GIVEN INSTRUCTION:
Find each line containing the string "World" and return it.
** Begin DATA SUPPLIED **
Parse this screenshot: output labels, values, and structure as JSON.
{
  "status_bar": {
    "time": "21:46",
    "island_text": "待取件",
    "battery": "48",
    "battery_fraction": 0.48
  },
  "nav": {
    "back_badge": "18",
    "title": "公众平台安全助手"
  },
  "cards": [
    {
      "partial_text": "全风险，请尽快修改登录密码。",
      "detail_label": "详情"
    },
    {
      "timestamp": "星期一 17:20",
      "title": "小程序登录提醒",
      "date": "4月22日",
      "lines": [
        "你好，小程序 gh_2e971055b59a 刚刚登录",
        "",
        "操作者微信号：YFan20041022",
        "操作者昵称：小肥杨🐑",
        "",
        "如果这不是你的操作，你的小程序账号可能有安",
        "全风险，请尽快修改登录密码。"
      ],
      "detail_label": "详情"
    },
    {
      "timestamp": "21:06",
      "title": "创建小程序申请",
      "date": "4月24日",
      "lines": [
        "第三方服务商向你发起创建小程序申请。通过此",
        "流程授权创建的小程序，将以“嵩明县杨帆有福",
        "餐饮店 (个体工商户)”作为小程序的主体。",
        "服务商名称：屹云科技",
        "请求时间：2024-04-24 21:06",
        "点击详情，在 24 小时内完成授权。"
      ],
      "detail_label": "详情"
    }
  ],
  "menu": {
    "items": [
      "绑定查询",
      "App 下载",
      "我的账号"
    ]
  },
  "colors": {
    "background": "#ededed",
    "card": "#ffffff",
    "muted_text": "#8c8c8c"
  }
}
** End DATA SUPPLIED **
** Begin DATA SUPPLIED **
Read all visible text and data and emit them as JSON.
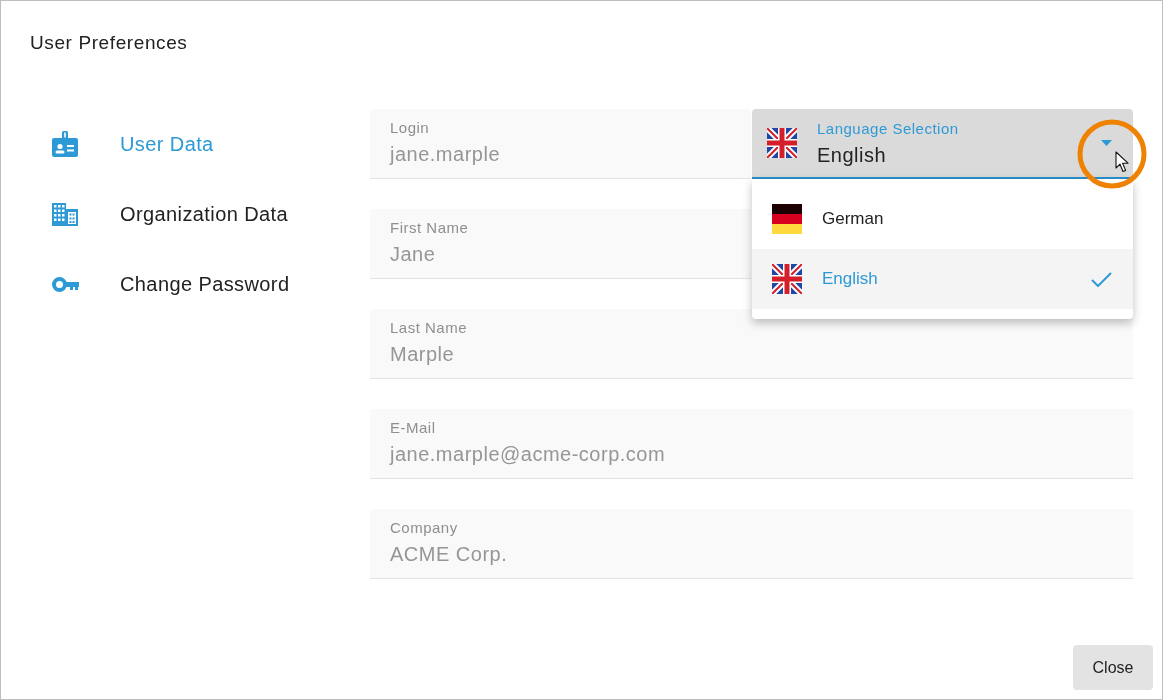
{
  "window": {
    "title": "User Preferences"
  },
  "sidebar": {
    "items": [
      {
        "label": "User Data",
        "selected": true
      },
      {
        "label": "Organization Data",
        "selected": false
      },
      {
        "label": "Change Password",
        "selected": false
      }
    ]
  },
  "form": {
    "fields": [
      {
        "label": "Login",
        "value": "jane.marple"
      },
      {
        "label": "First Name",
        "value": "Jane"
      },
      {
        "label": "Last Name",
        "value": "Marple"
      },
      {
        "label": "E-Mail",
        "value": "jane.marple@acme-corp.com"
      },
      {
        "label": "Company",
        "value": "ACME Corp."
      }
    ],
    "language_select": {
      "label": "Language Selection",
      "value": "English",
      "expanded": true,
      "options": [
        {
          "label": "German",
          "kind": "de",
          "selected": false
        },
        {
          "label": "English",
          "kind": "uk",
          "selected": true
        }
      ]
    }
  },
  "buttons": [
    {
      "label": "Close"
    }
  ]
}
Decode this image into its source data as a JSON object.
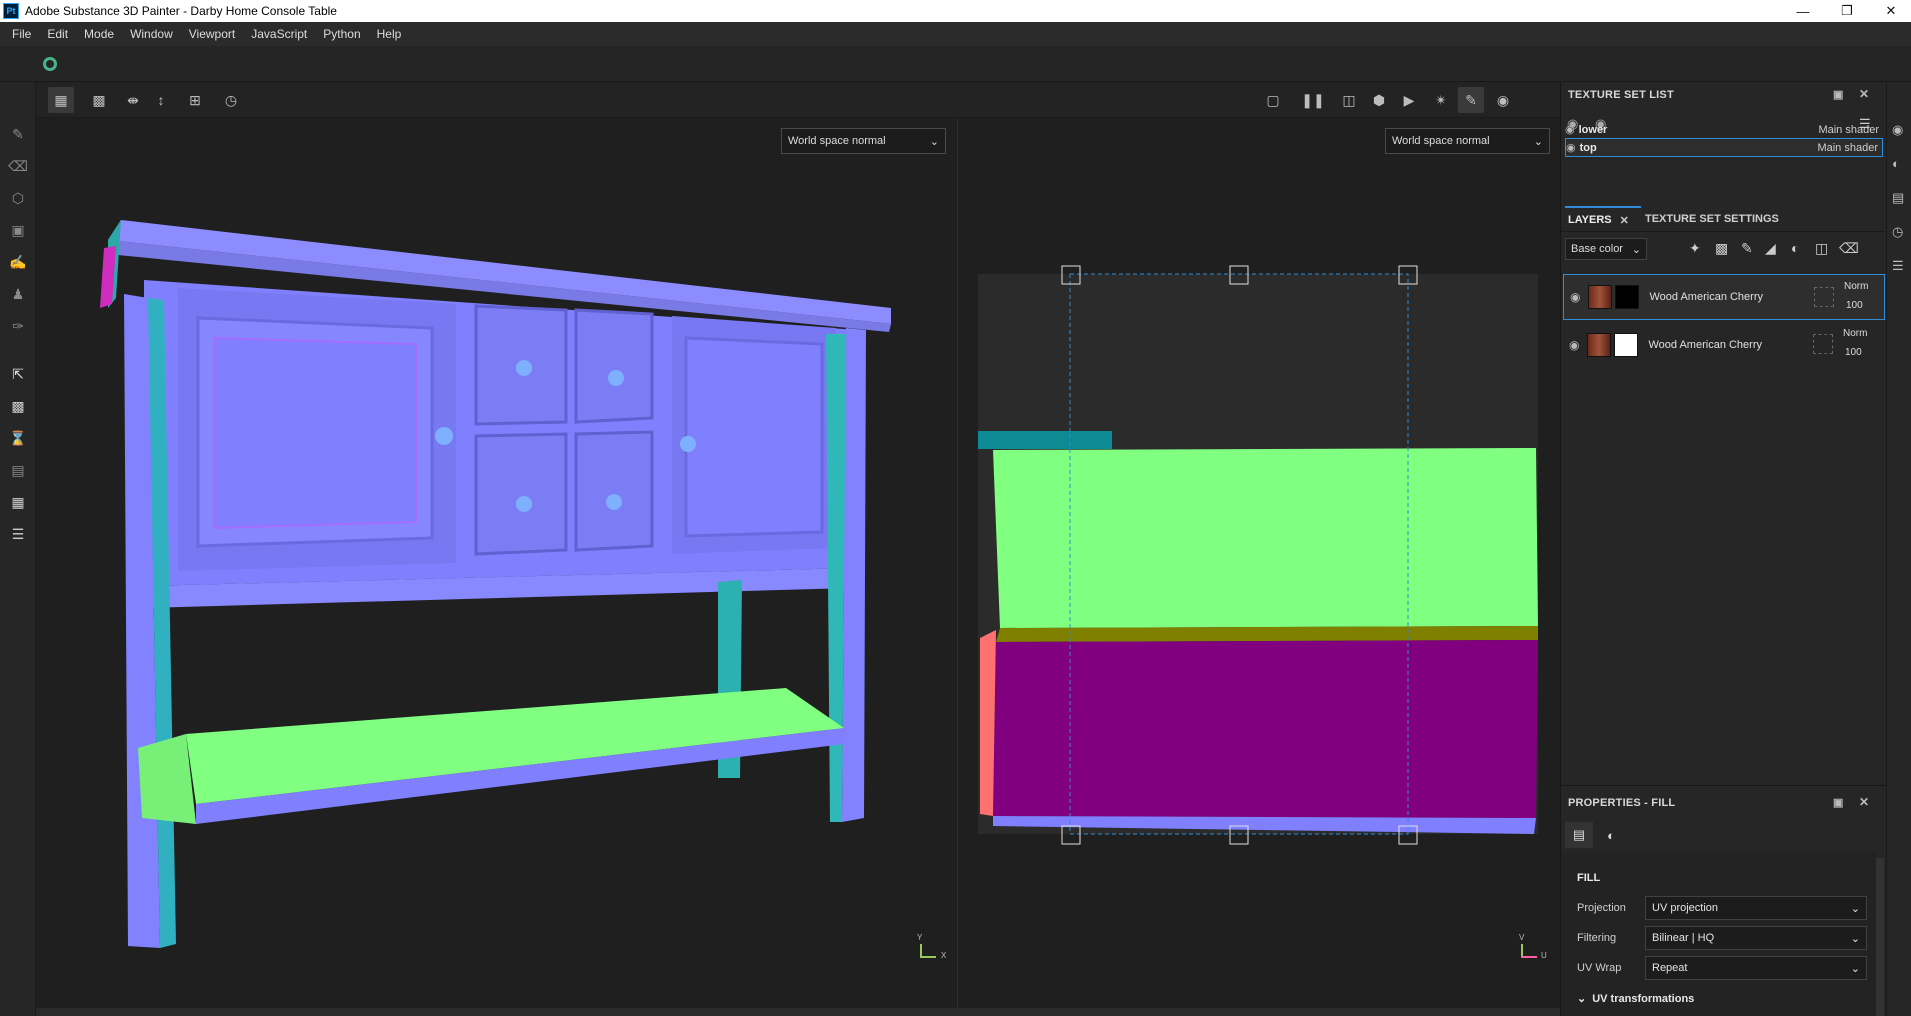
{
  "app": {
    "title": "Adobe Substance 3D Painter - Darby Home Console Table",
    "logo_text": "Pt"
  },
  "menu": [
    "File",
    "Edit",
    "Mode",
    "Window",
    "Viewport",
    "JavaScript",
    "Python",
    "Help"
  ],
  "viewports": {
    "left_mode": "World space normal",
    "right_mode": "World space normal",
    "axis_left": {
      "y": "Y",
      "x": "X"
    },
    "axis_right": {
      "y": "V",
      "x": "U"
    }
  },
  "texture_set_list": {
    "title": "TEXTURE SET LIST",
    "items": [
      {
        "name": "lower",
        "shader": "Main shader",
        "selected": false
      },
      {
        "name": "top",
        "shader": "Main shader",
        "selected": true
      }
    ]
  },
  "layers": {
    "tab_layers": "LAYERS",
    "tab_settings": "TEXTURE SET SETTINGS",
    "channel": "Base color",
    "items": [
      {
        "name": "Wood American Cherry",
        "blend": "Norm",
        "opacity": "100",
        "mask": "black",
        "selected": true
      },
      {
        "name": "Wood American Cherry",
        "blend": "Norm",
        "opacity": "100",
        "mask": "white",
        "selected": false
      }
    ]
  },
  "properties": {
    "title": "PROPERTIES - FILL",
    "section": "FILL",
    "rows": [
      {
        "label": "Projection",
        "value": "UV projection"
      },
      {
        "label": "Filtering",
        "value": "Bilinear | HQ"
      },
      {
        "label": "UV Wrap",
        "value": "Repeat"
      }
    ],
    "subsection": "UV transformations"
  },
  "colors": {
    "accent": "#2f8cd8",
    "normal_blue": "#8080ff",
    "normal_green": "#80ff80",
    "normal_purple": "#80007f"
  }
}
** End DATA SUPPLIED **
WRITTEN SOLUTION:
    "left_mode": "World space normal",
    "right_mode": "World space normal",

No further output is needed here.